PROVIDED INFORMATION:
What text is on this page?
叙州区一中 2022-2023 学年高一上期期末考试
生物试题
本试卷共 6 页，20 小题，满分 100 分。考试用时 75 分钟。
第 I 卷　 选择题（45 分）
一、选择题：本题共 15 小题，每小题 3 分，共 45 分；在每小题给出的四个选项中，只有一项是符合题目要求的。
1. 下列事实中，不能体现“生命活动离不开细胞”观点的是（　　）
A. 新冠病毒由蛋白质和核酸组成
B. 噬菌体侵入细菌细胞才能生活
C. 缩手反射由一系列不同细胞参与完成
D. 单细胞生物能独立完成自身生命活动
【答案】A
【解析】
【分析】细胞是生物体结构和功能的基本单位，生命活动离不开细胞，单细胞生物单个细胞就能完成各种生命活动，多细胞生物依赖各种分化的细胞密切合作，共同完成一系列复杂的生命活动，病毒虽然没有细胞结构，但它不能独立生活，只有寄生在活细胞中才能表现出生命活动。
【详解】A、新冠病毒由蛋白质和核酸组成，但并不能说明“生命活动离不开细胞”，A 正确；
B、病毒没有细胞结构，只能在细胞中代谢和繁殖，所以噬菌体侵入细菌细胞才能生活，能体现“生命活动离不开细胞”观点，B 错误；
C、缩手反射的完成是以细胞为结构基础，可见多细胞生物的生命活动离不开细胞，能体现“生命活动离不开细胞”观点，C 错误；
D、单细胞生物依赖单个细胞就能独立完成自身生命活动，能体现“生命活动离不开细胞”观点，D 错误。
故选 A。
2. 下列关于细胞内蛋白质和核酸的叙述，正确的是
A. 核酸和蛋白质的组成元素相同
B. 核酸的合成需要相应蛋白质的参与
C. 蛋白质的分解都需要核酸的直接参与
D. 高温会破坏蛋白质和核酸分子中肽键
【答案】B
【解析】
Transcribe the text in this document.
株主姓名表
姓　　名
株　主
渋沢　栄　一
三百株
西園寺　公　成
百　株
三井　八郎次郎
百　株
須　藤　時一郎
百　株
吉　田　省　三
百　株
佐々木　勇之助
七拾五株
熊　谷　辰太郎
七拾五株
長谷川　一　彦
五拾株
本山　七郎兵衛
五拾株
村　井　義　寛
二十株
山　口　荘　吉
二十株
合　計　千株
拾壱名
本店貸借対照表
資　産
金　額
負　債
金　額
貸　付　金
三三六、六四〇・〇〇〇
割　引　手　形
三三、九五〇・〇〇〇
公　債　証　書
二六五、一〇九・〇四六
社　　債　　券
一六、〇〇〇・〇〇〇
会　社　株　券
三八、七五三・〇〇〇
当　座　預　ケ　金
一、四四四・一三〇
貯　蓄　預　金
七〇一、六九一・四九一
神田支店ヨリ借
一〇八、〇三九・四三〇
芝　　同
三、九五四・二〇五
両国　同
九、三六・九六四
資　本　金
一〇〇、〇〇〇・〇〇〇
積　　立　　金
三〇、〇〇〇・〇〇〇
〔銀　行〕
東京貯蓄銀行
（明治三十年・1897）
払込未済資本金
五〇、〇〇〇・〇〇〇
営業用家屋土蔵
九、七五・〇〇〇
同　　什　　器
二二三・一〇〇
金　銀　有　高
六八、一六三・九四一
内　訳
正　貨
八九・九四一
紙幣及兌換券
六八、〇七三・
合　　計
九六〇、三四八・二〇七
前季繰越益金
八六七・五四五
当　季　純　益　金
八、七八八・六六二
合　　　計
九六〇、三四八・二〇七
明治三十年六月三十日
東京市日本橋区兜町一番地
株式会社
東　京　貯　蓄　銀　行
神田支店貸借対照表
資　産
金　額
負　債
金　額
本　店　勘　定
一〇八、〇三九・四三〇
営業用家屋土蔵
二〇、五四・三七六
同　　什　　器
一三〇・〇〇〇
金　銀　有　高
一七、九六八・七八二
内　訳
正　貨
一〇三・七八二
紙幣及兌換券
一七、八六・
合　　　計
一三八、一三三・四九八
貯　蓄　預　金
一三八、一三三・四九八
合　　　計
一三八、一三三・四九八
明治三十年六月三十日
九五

TASK: Transcribe the full listing above without leaving anything out.

RESULT:
What text is on this page?
叙州区一中 2022-2023 学年高一上期期末考试
生物试题
本试卷共 6 页，20 小题，满分 100 分。考试用时 75 分钟。
第 I 卷　 选择题（45 分）
一、选择题：本题共 15 小题，每小题 3 分，共 45 分；在每小题给出的四个选项中，只有一项是符合题目要求的。
1. 下列事实中，不能体现“生命活动离不开细胞”观点的是（　　）
A. 新冠病毒由蛋白质和核酸组成
B. 噬菌体侵入细菌细胞才能生活
C. 缩手反射由一系列不同细胞参与完成
D. 单细胞生物能独立完成自身生命活动
【答案】A
【解析】
【分析】细胞是生物体结构和功能的基本单位，生命活动离不开细胞，单细胞生物单个细胞就能完成各种生命活动，多细胞生物依赖各种分化的细胞密切合作，共同完成一系列复杂的生命活动，病毒虽然没有细胞结构，但它不能独立生活，只有寄生在活细胞中才能表现出生命活动。
【详解】A、新冠病毒由蛋白质和核酸组成，但并不能说明“生命活动离不开细胞”，A 正确；
B、病毒没有细胞结构，只能在细胞中代谢和繁殖，所以噬菌体侵入细菌细胞才能生活，能体现“生命活动离不开细胞”观点，B 错误；
C、缩手反射的完成是以细胞为结构基础，可见多细胞生物的生命活动离不开细胞，能体现“生命活动离不开细胞”观点，C 错误；
D、单细胞生物依赖单个细胞就能独立完成自身生命活动，能体现“生命活动离不开细胞”观点，D 错误。
故选 A。
2. 下列关于细胞内蛋白质和核酸的叙述，正确的是
A. 核酸和蛋白质的组成元素相同
B. 核酸的合成需要相应蛋白质的参与
C. 蛋白质的分解都需要核酸的直接参与
D. 高温会破坏蛋白质和核酸分子中肽键
【答案】B
【解析】
Transcribe the text in this document.
株主姓名表
姓　　名
株　主
渋沢　栄　一
三百株
西園寺　公　成
百　株
三井　八郎次郎
百　株
須　藤　時一郎
百　株
吉　田　省　三
百　株
佐々木　勇之助
七拾五株
熊　谷　辰太郎
七拾五株
長谷川　一　彦
五拾株
本山　七郎兵衛
五拾株
村　井　義　寛
二十株
山　口　荘　吉
二十株
合　計　千株
拾壱名
本店貸借対照表
資　産
金　額
負　債
金　額
貸　付　金
三三六、六四〇・〇〇〇
割　引　手　形
三三、九五〇・〇〇〇
公　債　証　書
二六五、一〇九・〇四六
社　　債　　券
一六、〇〇〇・〇〇〇
会　社　株　券
三八、七五三・〇〇〇
当　座　預　ケ　金
一、四四四・一三〇
貯　蓄　預　金
七〇一、六九一・四九一
神田支店ヨリ借
一〇八、〇三九・四三〇
芝　　同
三、九五四・二〇五
両国　同
九、三六・九六四
資　本　金
一〇〇、〇〇〇・〇〇〇
積　　立　　金
三〇、〇〇〇・〇〇〇
〔銀　行〕
東京貯蓄銀行
（明治三十年・1897）
払込未済資本金
五〇、〇〇〇・〇〇〇
営業用家屋土蔵
九、七五・〇〇〇
同　　什　　器
二二三・一〇〇
金　銀　有　高
六八、一六三・九四一
内　訳
正　貨
八九・九四一
紙幣及兌換券
六八、〇七三・
合　　計
九六〇、三四八・二〇七
前季繰越益金
八六七・五四五
当　季　純　益　金
八、七八八・六六二
合　　　計
九六〇、三四八・二〇七
明治三十年六月三十日
東京市日本橋区兜町一番地
株式会社
東　京　貯　蓄　銀　行
神田支店貸借対照表
資　産
金　額
負　債
金　額
本　店　勘　定
一〇八、〇三九・四三〇
営業用家屋土蔵
二〇、五四・三七六
同　　什　　器
一三〇・〇〇〇
金　銀　有　高
一七、九六八・七八二
内　訳
正　貨
一〇三・七八二
紙幣及兌換券
一七、八六・
合　　　計
一三八、一三三・四九八
貯　蓄　預　金
一三八、一三三・四九八
合　　　計
一三八、一三三・四九八
明治三十年六月三十日
九五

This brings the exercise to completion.